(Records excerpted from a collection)
— BEGIN —

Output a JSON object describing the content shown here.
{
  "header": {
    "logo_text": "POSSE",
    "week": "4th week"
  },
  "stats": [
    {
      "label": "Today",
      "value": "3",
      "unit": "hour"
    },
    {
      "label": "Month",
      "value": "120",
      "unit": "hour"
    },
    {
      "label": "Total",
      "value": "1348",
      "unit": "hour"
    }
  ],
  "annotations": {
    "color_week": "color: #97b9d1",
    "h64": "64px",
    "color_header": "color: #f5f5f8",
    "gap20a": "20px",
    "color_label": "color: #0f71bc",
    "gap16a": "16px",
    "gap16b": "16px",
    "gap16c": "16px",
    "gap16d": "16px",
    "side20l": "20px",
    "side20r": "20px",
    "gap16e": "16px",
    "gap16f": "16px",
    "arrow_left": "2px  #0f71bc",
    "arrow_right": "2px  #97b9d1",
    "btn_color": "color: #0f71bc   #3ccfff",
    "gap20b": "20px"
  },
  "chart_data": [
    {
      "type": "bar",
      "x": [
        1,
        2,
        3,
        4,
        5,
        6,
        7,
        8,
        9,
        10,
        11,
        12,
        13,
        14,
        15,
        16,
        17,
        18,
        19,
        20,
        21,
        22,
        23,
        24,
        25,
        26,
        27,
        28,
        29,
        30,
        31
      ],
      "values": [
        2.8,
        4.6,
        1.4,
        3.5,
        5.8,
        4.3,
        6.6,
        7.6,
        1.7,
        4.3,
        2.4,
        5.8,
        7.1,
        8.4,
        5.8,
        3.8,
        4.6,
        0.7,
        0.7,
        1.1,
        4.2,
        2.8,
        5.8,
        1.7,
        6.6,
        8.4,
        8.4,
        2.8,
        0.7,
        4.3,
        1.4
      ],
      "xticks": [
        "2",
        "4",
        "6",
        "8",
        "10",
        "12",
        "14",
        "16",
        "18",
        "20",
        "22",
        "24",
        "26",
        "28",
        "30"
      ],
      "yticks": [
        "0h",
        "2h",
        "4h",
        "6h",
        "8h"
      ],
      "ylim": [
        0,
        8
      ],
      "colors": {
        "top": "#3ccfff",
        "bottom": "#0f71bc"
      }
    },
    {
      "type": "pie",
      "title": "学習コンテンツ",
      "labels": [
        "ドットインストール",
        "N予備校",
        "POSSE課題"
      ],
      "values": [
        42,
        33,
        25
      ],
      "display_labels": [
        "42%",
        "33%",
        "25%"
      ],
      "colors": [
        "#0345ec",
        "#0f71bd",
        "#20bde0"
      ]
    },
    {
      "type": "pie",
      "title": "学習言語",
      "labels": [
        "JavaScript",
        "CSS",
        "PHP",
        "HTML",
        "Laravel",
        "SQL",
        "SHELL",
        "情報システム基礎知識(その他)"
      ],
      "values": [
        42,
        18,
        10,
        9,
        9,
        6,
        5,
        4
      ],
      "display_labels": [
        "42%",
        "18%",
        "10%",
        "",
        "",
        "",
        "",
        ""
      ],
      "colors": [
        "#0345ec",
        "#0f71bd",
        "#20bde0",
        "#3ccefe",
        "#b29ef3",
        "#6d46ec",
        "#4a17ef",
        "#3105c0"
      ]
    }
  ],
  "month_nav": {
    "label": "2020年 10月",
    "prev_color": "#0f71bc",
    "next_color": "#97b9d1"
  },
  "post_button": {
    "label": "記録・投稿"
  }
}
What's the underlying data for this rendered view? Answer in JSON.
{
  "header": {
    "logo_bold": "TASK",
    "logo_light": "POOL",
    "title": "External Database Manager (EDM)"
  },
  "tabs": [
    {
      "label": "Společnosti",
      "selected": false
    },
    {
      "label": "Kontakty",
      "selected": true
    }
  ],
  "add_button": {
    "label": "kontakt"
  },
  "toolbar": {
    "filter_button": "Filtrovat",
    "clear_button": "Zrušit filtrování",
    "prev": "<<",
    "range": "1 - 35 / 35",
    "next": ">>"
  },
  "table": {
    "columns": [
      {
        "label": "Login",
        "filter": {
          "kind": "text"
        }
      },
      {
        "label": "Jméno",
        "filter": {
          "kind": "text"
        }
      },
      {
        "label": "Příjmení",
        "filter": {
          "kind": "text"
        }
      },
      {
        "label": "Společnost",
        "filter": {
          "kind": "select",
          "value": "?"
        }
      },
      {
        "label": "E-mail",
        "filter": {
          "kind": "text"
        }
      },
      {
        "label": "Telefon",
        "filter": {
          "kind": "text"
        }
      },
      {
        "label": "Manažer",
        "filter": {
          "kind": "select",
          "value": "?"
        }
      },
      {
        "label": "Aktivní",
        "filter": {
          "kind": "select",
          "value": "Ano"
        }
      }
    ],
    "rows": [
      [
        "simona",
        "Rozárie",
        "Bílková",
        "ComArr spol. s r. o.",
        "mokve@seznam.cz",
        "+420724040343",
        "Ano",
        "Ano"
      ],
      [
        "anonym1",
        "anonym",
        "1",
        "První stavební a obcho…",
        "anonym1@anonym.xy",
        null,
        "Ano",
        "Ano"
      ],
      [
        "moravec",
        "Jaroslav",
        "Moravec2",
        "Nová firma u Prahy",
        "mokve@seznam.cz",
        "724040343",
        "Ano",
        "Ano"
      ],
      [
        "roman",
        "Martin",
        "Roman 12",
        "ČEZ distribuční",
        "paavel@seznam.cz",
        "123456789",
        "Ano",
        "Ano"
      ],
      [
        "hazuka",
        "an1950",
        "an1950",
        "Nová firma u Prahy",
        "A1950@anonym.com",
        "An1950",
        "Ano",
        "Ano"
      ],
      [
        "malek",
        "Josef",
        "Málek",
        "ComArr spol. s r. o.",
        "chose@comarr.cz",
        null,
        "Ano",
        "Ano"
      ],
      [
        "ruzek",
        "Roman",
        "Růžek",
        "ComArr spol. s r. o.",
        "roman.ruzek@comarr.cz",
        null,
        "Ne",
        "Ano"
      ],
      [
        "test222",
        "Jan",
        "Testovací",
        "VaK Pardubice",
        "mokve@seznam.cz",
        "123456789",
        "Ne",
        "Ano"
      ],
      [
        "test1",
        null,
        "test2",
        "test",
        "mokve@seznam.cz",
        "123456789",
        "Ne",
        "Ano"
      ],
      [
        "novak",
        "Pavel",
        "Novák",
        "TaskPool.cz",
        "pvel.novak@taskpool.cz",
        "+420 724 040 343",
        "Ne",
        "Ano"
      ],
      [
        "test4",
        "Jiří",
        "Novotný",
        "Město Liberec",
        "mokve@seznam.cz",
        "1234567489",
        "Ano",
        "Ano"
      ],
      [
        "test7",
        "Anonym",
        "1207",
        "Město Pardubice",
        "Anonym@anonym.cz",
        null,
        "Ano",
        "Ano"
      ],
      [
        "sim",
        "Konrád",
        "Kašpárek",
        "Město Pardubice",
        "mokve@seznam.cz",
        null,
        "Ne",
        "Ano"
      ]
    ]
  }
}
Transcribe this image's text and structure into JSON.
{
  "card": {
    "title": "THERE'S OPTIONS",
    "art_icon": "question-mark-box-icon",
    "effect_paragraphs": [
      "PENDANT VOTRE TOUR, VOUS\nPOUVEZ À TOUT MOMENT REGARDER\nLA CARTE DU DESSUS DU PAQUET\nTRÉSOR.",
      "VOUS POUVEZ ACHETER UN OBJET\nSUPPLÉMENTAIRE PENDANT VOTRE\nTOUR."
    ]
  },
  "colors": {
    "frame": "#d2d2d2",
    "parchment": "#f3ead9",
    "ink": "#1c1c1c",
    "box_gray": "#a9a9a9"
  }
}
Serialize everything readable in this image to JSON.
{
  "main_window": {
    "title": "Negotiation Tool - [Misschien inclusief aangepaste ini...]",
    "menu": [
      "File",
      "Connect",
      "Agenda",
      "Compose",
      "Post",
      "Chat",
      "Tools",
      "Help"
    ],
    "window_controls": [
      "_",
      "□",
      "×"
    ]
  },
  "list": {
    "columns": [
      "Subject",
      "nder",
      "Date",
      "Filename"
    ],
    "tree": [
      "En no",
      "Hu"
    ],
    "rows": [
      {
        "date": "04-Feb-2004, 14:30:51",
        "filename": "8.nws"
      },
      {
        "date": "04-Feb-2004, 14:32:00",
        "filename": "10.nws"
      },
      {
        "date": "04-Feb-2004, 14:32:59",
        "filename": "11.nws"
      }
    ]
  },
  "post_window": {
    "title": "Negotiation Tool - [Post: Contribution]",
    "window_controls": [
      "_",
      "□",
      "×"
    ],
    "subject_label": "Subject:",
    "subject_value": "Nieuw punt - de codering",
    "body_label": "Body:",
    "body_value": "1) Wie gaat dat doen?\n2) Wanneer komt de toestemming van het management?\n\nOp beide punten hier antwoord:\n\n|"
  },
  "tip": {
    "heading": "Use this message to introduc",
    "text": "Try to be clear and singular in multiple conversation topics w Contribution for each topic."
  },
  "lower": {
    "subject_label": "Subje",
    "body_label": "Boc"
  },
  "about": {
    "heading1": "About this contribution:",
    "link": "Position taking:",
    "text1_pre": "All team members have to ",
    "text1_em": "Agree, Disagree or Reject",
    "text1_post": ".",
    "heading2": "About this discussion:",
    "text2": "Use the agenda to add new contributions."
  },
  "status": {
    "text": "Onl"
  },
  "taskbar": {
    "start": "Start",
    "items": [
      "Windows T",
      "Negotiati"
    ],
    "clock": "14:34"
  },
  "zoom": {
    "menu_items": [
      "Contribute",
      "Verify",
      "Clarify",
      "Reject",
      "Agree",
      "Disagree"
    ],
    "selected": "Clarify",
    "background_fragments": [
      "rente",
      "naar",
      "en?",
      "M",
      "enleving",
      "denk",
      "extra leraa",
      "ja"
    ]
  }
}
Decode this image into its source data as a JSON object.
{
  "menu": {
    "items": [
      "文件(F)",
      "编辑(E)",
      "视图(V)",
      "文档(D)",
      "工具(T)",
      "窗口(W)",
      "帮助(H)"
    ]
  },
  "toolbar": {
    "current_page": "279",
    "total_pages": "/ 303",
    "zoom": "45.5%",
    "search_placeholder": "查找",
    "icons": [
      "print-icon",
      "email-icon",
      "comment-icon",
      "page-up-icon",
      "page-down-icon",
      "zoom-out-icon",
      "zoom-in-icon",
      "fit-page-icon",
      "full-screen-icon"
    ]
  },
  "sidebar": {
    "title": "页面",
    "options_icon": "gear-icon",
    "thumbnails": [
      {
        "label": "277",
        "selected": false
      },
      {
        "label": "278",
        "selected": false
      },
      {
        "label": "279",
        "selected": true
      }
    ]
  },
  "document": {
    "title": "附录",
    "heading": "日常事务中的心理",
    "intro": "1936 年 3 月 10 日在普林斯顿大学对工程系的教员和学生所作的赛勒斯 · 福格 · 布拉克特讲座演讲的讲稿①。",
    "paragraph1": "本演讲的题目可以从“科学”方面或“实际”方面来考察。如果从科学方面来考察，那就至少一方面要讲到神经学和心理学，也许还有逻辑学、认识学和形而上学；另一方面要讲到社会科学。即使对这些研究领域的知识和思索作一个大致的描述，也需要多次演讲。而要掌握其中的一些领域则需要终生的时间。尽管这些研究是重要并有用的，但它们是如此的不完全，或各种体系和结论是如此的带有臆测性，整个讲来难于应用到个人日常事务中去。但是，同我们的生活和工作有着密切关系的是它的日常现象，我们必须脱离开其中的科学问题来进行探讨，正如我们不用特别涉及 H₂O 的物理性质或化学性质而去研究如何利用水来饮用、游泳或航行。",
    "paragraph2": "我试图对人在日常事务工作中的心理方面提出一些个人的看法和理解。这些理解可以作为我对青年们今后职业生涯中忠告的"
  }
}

— END —

Which lines include the word "object"? List them all.

Output a JSON object describing the content shown here.
Decode this image into its source data as a JSON object.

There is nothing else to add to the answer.